YOUR TASK >> Which lines contain the word "orbital"? Return each of them as written.

DATA FOR THIS TASK >>

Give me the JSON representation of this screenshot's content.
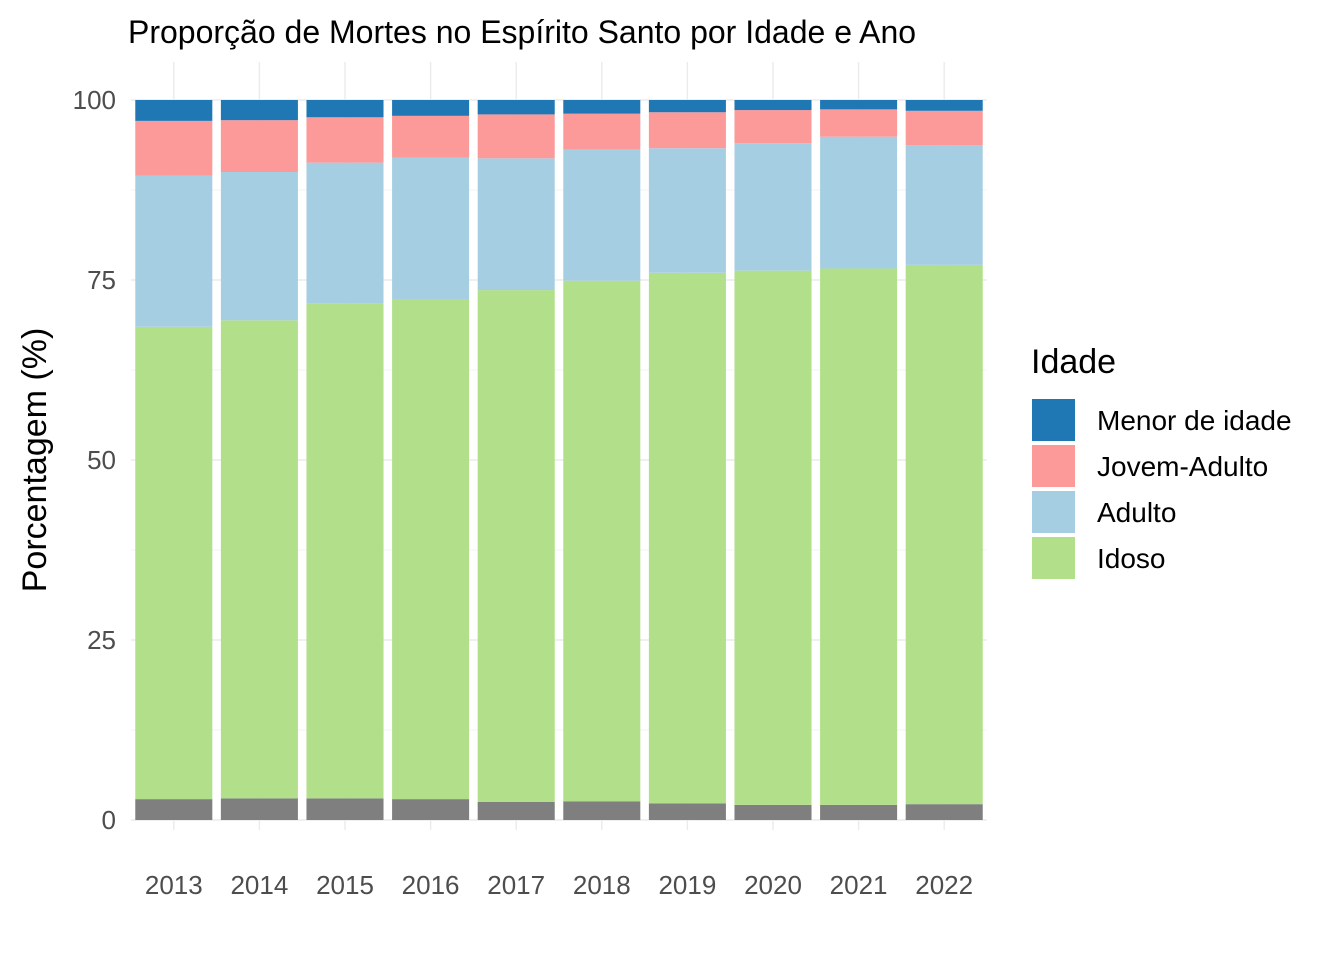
{
  "chart_data": {
    "type": "bar",
    "stacked": true,
    "title": "Proporção de Mortes no Espírito Santo por Idade e Ano",
    "xlabel": "",
    "ylabel": "Porcentagem (%)",
    "ylim": [
      0,
      100
    ],
    "yticks": [
      "0",
      "25",
      "50",
      "75",
      "100"
    ],
    "grid": true,
    "legend_position": "right",
    "legend_title": "Idade",
    "categories": [
      "2013",
      "2014",
      "2015",
      "2016",
      "2017",
      "2018",
      "2019",
      "2020",
      "2021",
      "2022"
    ],
    "series": [
      {
        "name": "",
        "color": "#7f7f7f",
        "values": [
          2.9,
          3.0,
          3.0,
          2.9,
          2.5,
          2.6,
          2.3,
          2.1,
          2.1,
          2.2
        ]
      },
      {
        "name": "Idoso",
        "color": "#b2df8a",
        "values": [
          65.6,
          66.4,
          68.7,
          69.4,
          71.1,
          72.3,
          73.7,
          74.2,
          74.5,
          74.9
        ]
      },
      {
        "name": "Adulto",
        "color": "#a6cee3",
        "values": [
          21.0,
          20.6,
          19.6,
          19.7,
          18.3,
          18.2,
          17.3,
          17.7,
          18.3,
          16.6
        ]
      },
      {
        "name": "Jovem-Adulto",
        "color": "#fb9a99",
        "values": [
          7.6,
          7.2,
          6.3,
          5.8,
          6.1,
          5.0,
          5.0,
          4.6,
          3.8,
          4.8
        ]
      },
      {
        "name": "Menor de idade",
        "color": "#1f78b4",
        "values": [
          2.9,
          2.8,
          2.4,
          2.2,
          2.0,
          1.9,
          1.7,
          1.4,
          1.3,
          1.5
        ]
      }
    ],
    "legend_order": [
      "Menor de idade",
      "Jovem-Adulto",
      "Adulto",
      "Idoso"
    ]
  }
}
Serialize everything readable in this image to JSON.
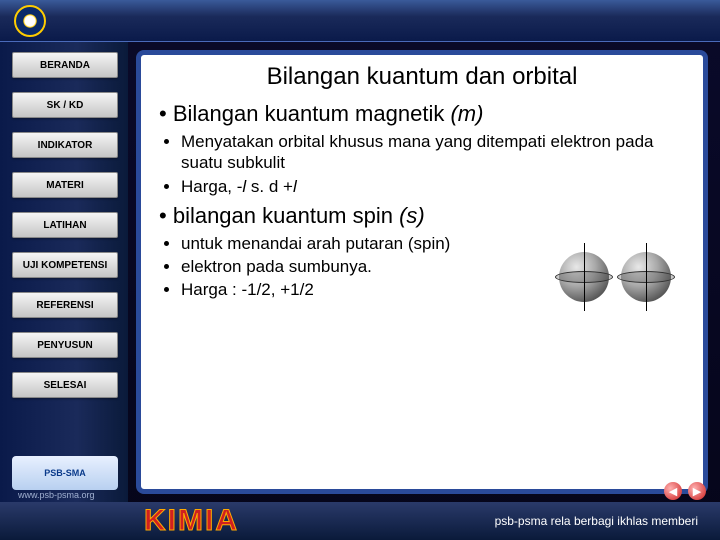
{
  "header": {
    "logo_name": "tut-wuri-logo"
  },
  "sidebar": {
    "items": [
      {
        "label": "BERANDA",
        "name": "nav-beranda"
      },
      {
        "label": "SK / KD",
        "name": "nav-sk-kd"
      },
      {
        "label": "INDIKATOR",
        "name": "nav-indikator"
      },
      {
        "label": "MATERI",
        "name": "nav-materi"
      },
      {
        "label": "LATIHAN",
        "name": "nav-latihan"
      },
      {
        "label": "UJI KOMPETENSI",
        "name": "nav-uji-kompetensi"
      },
      {
        "label": "REFERENSI",
        "name": "nav-referensi"
      },
      {
        "label": "PENYUSUN",
        "name": "nav-penyusun"
      },
      {
        "label": "SELESAI",
        "name": "nav-selesai"
      }
    ],
    "brand": "PSB-SMA"
  },
  "content": {
    "title": "Bilangan kuantum dan orbital",
    "section1": {
      "heading_prefix": "Bilangan kuantum magnetik ",
      "heading_suffix": "(m)",
      "points": [
        "Menyatakan orbital khusus mana yang ditempati elektron pada suatu subkulit",
        "Harga, -l s. d +l"
      ]
    },
    "section2": {
      "heading_prefix": "bilangan kuantum spin  ",
      "heading_suffix": "(s)",
      "points": [
        "untuk menandai arah putaran (spin)",
        "elektron pada sumbunya.",
        "Harga : -1/2, +1/2"
      ]
    }
  },
  "footer": {
    "subject": "KIMIA",
    "tagline": "psb-psma rela berbagi ikhlas memberi",
    "url": "www.psb-psma.org",
    "prev": "◀",
    "next": "▶"
  },
  "colors": {
    "panel_border": "#2a4a9a",
    "bg_dark": "#0a1a3a",
    "kimia": "#d02020"
  }
}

RESPONSE FOR THIS EXERCISE >>
    "title": "Bilangan kuantum dan orbital",
        "Menyatakan orbital khusus mana yang ditempati elektron pada suatu subkulit",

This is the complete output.